GIVEN INSTRUCTION: Everything in the listing should be restated word for word.

DATASET EXTRACT:
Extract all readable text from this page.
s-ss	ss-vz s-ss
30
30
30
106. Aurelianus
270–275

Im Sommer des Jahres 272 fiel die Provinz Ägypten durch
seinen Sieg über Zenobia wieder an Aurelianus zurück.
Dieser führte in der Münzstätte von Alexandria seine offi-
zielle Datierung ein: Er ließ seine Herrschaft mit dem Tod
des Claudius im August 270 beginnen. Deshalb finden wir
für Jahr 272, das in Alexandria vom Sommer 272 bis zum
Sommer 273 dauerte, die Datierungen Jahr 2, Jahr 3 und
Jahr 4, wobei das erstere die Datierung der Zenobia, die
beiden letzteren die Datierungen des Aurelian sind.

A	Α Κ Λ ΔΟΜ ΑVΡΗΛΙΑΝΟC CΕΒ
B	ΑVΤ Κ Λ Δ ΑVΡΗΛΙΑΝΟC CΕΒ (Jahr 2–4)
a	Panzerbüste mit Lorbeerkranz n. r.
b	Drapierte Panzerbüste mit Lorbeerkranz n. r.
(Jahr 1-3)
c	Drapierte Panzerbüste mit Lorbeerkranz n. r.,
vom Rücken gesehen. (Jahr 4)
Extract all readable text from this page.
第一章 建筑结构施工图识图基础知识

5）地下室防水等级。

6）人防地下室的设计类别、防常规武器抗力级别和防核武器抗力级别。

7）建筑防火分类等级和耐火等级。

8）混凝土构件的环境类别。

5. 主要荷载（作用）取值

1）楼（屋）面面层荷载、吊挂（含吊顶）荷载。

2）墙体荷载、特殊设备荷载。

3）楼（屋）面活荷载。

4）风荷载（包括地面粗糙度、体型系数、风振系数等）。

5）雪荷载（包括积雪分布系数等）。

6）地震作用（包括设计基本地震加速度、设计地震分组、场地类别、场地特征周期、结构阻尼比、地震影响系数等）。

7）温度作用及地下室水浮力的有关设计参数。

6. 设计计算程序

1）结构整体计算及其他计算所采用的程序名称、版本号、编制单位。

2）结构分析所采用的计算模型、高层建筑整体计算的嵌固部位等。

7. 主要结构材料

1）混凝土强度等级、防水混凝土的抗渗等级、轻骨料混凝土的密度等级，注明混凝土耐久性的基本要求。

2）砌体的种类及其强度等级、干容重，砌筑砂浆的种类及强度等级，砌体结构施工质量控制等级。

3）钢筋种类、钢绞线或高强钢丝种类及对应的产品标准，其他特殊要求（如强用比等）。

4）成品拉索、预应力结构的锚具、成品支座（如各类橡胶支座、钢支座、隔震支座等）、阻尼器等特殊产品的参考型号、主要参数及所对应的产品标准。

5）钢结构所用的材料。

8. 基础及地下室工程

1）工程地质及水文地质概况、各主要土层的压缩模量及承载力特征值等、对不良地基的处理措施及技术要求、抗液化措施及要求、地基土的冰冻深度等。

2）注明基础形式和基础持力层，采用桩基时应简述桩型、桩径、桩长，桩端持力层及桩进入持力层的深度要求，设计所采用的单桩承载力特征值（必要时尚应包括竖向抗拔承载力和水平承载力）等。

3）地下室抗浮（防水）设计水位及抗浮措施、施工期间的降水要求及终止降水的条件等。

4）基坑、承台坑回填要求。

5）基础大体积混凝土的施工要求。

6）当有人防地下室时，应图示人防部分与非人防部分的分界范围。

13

COMPLETED EXERCISE:
Extract all readable text from this page.
s-ss	ss-vz s-ss
30
30
30
106. Aurelianus
270–275

Im Sommer des Jahres 272 fiel die Provinz Ägypten durch
seinen Sieg über Zenobia wieder an Aurelianus zurück.
Dieser führte in der Münzstätte von Alexandria seine offi-
zielle Datierung ein: Er ließ seine Herrschaft mit dem Tod
des Claudius im August 270 beginnen. Deshalb finden wir
für Jahr 272, das in Alexandria vom Sommer 272 bis zum
Sommer 273 dauerte, die Datierungen Jahr 2, Jahr 3 und
Jahr 4, wobei das erstere die Datierung der Zenobia, die
beiden letzteren die Datierungen des Aurelian sind.

A	Α Κ Λ ΔΟΜ ΑVΡΗΛΙΑΝΟC CΕΒ
B	ΑVΤ Κ Λ Δ ΑVΡΗΛΙΑΝΟC CΕΒ (Jahr 2–4)
a	Panzerbüste mit Lorbeerkranz n. r.
b	Drapierte Panzerbüste mit Lorbeerkranz n. r.
(Jahr 1-3)
c	Drapierte Panzerbüste mit Lorbeerkranz n. r.,
vom Rücken gesehen. (Jahr 4)
Extract all readable text from this page.
第一章 建筑结构施工图识图基础知识

5）地下室防水等级。

6）人防地下室的设计类别、防常规武器抗力级别和防核武器抗力级别。

7）建筑防火分类等级和耐火等级。

8）混凝土构件的环境类别。

5. 主要荷载（作用）取值

1）楼（屋）面面层荷载、吊挂（含吊顶）荷载。

2）墙体荷载、特殊设备荷载。

3）楼（屋）面活荷载。

4）风荷载（包括地面粗糙度、体型系数、风振系数等）。

5）雪荷载（包括积雪分布系数等）。

6）地震作用（包括设计基本地震加速度、设计地震分组、场地类别、场地特征周期、结构阻尼比、地震影响系数等）。

7）温度作用及地下室水浮力的有关设计参数。

6. 设计计算程序

1）结构整体计算及其他计算所采用的程序名称、版本号、编制单位。

2）结构分析所采用的计算模型、高层建筑整体计算的嵌固部位等。

7. 主要结构材料

1）混凝土强度等级、防水混凝土的抗渗等级、轻骨料混凝土的密度等级，注明混凝土耐久性的基本要求。

2）砌体的种类及其强度等级、干容重，砌筑砂浆的种类及强度等级，砌体结构施工质量控制等级。

3）钢筋种类、钢绞线或高强钢丝种类及对应的产品标准，其他特殊要求（如强用比等）。

4）成品拉索、预应力结构的锚具、成品支座（如各类橡胶支座、钢支座、隔震支座等）、阻尼器等特殊产品的参考型号、主要参数及所对应的产品标准。

5）钢结构所用的材料。

8. 基础及地下室工程

1）工程地质及水文地质概况、各主要土层的压缩模量及承载力特征值等、对不良地基的处理措施及技术要求、抗液化措施及要求、地基土的冰冻深度等。

2）注明基础形式和基础持力层，采用桩基时应简述桩型、桩径、桩长，桩端持力层及桩进入持力层的深度要求，设计所采用的单桩承载力特征值（必要时尚应包括竖向抗拔承载力和水平承载力）等。

3）地下室抗浮（防水）设计水位及抗浮措施、施工期间的降水要求及终止降水的条件等。

4）基坑、承台坑回填要求。

5）基础大体积混凝土的施工要求。

6）当有人防地下室时，应图示人防部分与非人防部分的分界范围。

13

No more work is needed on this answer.